(Task prompt) Copy the records that follow exactly as written, but not their pictures.

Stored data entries
-=-=-

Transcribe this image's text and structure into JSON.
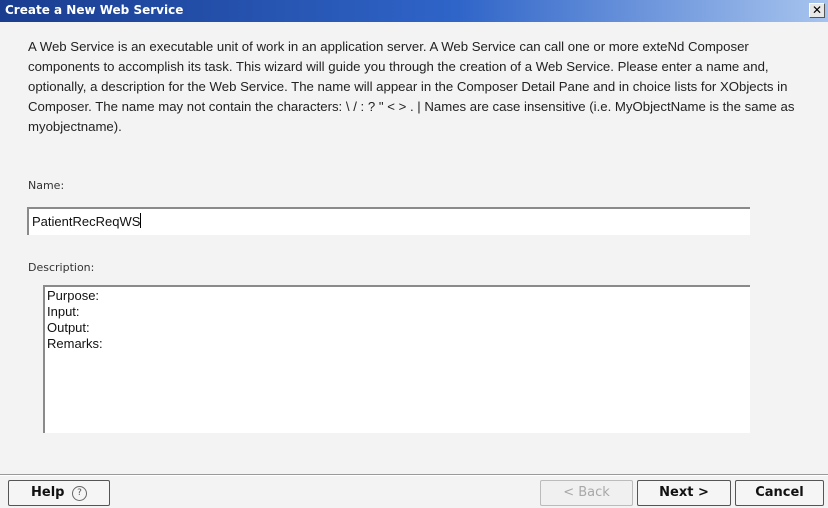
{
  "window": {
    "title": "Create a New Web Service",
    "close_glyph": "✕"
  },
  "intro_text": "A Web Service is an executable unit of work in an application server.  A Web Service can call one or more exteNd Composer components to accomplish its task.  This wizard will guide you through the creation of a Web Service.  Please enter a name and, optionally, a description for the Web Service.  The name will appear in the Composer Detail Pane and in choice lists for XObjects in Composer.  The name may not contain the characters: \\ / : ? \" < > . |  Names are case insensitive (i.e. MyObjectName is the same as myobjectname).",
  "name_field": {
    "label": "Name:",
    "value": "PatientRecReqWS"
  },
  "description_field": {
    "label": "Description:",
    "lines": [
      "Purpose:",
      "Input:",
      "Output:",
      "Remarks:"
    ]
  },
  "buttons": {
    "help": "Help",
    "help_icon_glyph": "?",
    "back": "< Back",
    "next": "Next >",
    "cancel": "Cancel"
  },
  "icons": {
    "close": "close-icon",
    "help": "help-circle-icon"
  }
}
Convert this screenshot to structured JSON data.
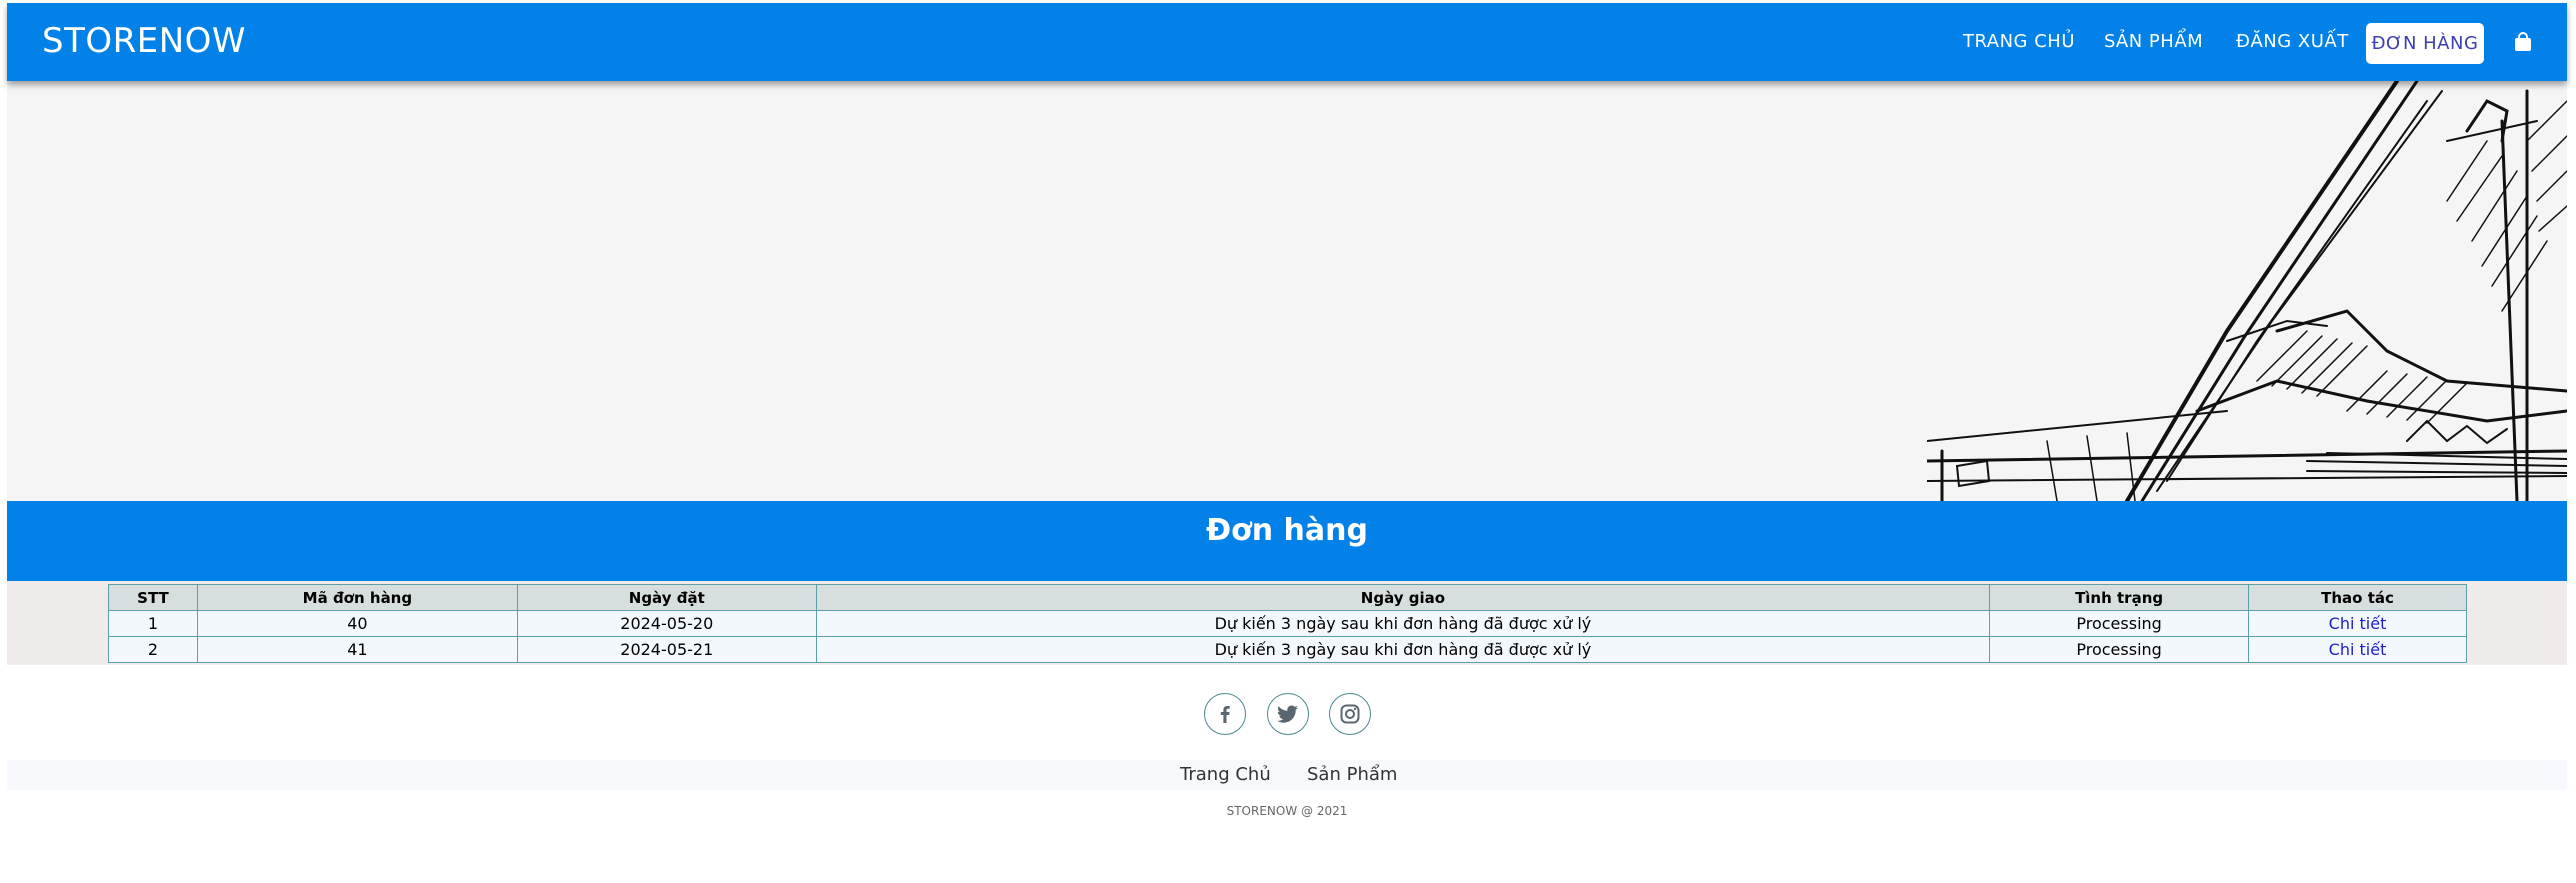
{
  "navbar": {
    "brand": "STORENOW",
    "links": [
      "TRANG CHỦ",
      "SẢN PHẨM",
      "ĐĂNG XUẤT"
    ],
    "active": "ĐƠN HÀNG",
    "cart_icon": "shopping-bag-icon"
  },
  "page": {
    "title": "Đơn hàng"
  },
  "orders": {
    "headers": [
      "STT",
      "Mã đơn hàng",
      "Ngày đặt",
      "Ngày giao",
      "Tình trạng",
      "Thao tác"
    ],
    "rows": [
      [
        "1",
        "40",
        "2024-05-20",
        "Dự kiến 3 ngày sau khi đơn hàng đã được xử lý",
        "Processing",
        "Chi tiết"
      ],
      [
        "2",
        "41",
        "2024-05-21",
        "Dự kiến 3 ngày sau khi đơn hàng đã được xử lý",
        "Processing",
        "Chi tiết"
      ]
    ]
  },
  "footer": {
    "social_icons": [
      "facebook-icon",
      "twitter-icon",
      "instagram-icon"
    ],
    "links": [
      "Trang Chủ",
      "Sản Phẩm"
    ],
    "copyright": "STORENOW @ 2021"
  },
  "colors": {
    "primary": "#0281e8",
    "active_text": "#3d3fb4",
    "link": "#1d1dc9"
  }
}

-=-=-

(Exercise output)
Transcribe this image's text and structure into JSON.
{
  "window": {
    "title": "Create a New Web Service",
    "close_glyph": "✕"
  },
  "intro_text": "A Web Service is an executable unit of work in an application server.  A Web Service can call one or more exteNd Composer components to accomplish its task.  This wizard will guide you through the creation of a Web Service.  Please enter a name and, optionally, a description for the Web Service.  The name will appear in the Composer Detail Pane and in choice lists for XObjects in Composer.  The name may not contain the characters: \\ / : ? \" < > . |  Names are case insensitive (i.e. MyObjectName is the same as myobjectname).",
  "name_field": {
    "label": "Name:",
    "value": "PatientRecReqWS"
  },
  "description_field": {
    "label": "Description:",
    "lines": [
      "Purpose:",
      "Input:",
      "Output:",
      "Remarks:"
    ]
  },
  "buttons": {
    "help": "Help",
    "help_icon_glyph": "?",
    "back": "< Back",
    "next": "Next >",
    "cancel": "Cancel"
  },
  "icons": {
    "close": "close-icon",
    "help": "help-circle-icon"
  }
}
Convert this screenshot to structured JSON data.
{
  "navbar": {
    "brand": "STORENOW",
    "links": [
      "TRANG CHỦ",
      "SẢN PHẨM",
      "ĐĂNG XUẤT"
    ],
    "active": "ĐƠN HÀNG",
    "cart_icon": "shopping-bag-icon"
  },
  "page": {
    "title": "Đơn hàng"
  },
  "orders": {
    "headers": [
      "STT",
      "Mã đơn hàng",
      "Ngày đặt",
      "Ngày giao",
      "Tình trạng",
      "Thao tác"
    ],
    "rows": [
      [
        "1",
        "40",
        "2024-05-20",
        "Dự kiến 3 ngày sau khi đơn hàng đã được xử lý",
        "Processing",
        "Chi tiết"
      ],
      [
        "2",
        "41",
        "2024-05-21",
        "Dự kiến 3 ngày sau khi đơn hàng đã được xử lý",
        "Processing",
        "Chi tiết"
      ]
    ]
  },
  "footer": {
    "social_icons": [
      "facebook-icon",
      "twitter-icon",
      "instagram-icon"
    ],
    "links": [
      "Trang Chủ",
      "Sản Phẩm"
    ],
    "copyright": "STORENOW @ 2021"
  },
  "colors": {
    "primary": "#0281e8",
    "active_text": "#3d3fb4",
    "link": "#1d1dc9"
  }
}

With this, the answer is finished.